(INFORMATION SHOWN):
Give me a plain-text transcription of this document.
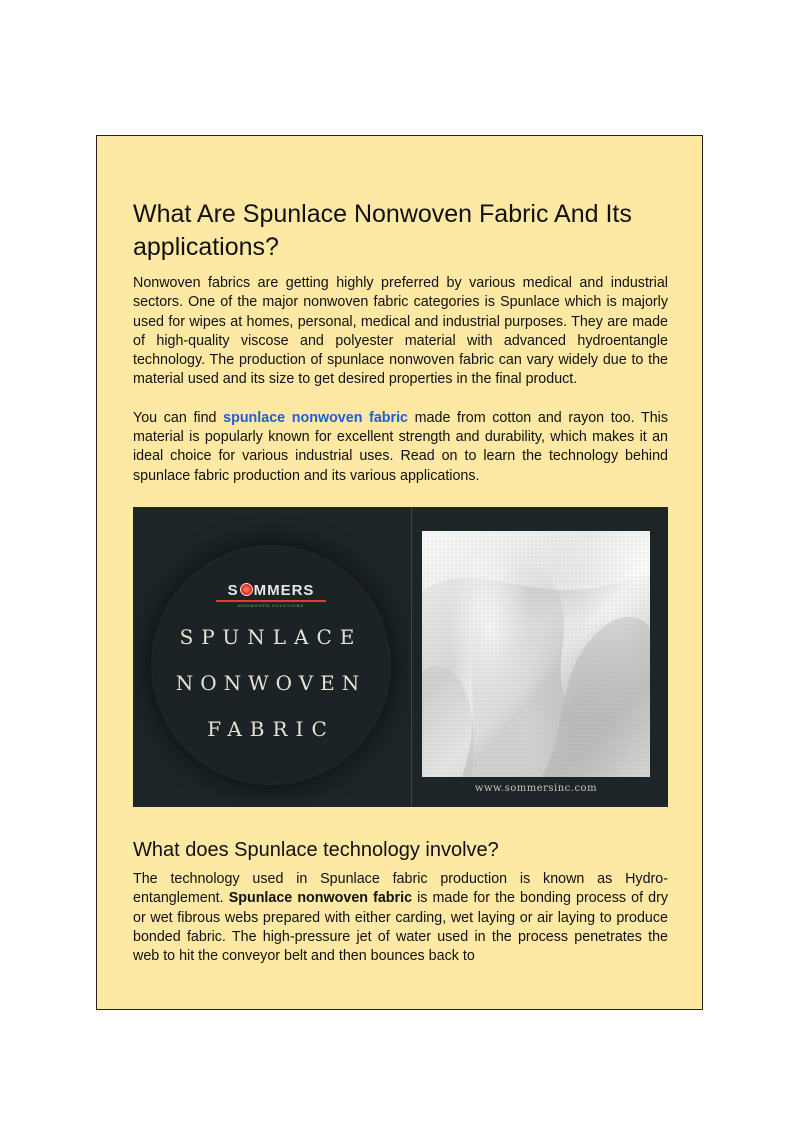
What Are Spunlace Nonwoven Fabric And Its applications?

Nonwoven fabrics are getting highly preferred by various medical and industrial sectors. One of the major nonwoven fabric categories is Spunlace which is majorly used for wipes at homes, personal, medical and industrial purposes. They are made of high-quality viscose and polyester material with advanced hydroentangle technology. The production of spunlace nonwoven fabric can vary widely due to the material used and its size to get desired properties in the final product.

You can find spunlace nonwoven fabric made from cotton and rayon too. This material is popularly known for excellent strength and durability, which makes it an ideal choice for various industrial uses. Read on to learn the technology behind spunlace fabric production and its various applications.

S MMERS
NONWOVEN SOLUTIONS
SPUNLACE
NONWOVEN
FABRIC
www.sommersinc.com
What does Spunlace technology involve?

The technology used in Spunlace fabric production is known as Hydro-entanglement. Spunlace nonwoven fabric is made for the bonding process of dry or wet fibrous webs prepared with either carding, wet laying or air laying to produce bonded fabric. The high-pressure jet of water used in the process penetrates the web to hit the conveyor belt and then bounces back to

(WHAT THIS TASK INVOLVES): Copy the records exactly as they appear, excluding images.

(TASK ANSWER):
Give me a plain-text transcription of this document.
What Are Spunlace Nonwoven Fabric And Its applications?

Nonwoven fabrics are getting highly preferred by various medical and industrial sectors. One of the major nonwoven fabric categories is Spunlace which is majorly used for wipes at homes, personal, medical and industrial purposes. They are made of high-quality viscose and polyester material with advanced hydroentangle technology. The production of spunlace nonwoven fabric can vary widely due to the material used and its size to get desired properties in the final product.

You can find spunlace nonwoven fabric made from cotton and rayon too. This material is popularly known for excellent strength and durability, which makes it an ideal choice for various industrial uses. Read on to learn the technology behind spunlace fabric production and its various applications.

S MMERS
NONWOVEN SOLUTIONS
SPUNLACE
NONWOVEN
FABRIC
www.sommersinc.com
What does Spunlace technology involve?

The technology used in Spunlace fabric production is known as Hydro-entanglement. Spunlace nonwoven fabric is made for the bonding process of dry or wet fibrous webs prepared with either carding, wet laying or air laying to produce bonded fabric. The high-pressure jet of water used in the process penetrates the web to hit the conveyor belt and then bounces back to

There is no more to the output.